# [EXERCISE AIM]
Write out the material exactly. Do not include the pictures.

----

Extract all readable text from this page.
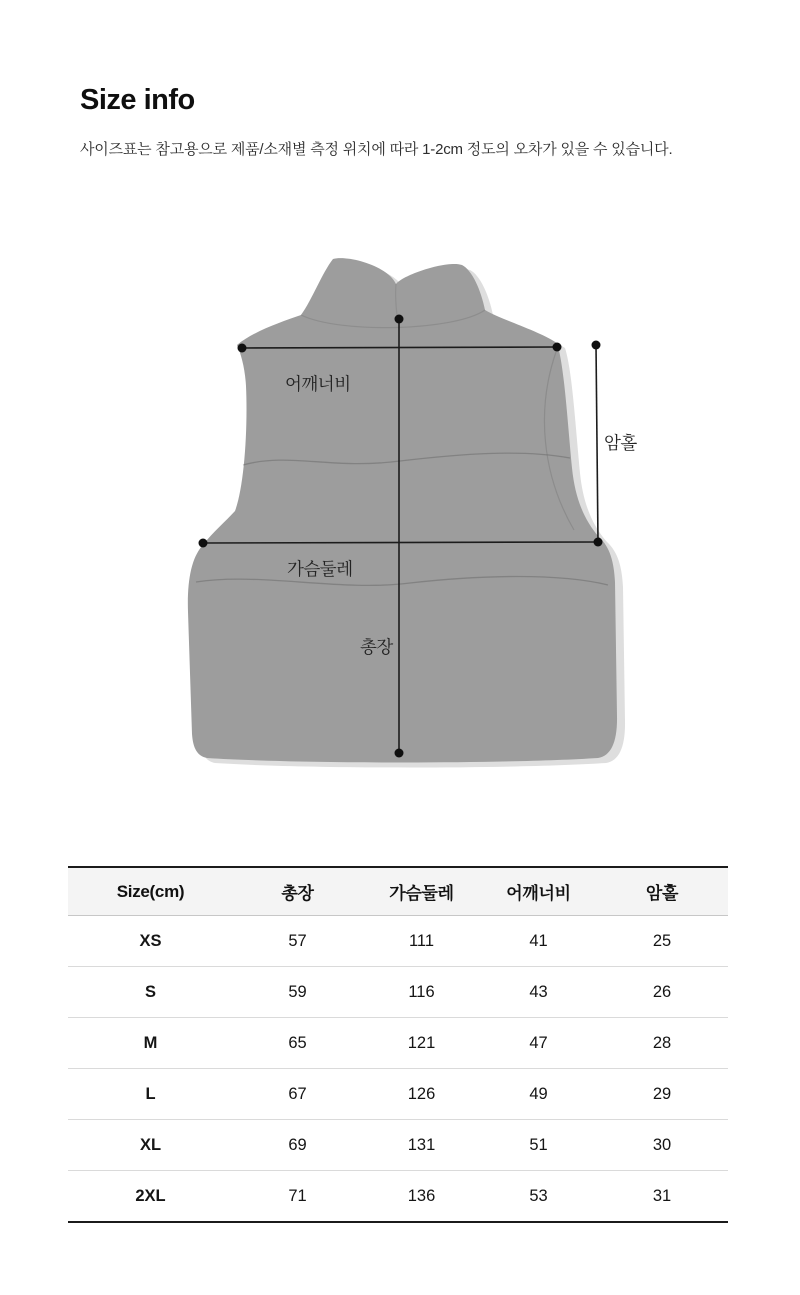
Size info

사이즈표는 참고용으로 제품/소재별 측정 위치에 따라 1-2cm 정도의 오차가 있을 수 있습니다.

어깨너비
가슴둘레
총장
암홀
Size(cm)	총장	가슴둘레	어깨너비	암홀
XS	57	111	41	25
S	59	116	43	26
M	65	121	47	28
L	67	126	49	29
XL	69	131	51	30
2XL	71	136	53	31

----

# [ANSWER TO THE PROBLEM]
Extract all readable text from this page.
Size info

사이즈표는 참고용으로 제품/소재별 측정 위치에 따라 1-2cm 정도의 오차가 있을 수 있습니다.

어깨너비
가슴둘레
총장
암홀
Size(cm)	총장	가슴둘레	어깨너비	암홀
XS	57	111	41	25
S	59	116	43	26
M	65	121	47	28
L	67	126	49	29
XL	69	131	51	30
2XL	71	136	53	31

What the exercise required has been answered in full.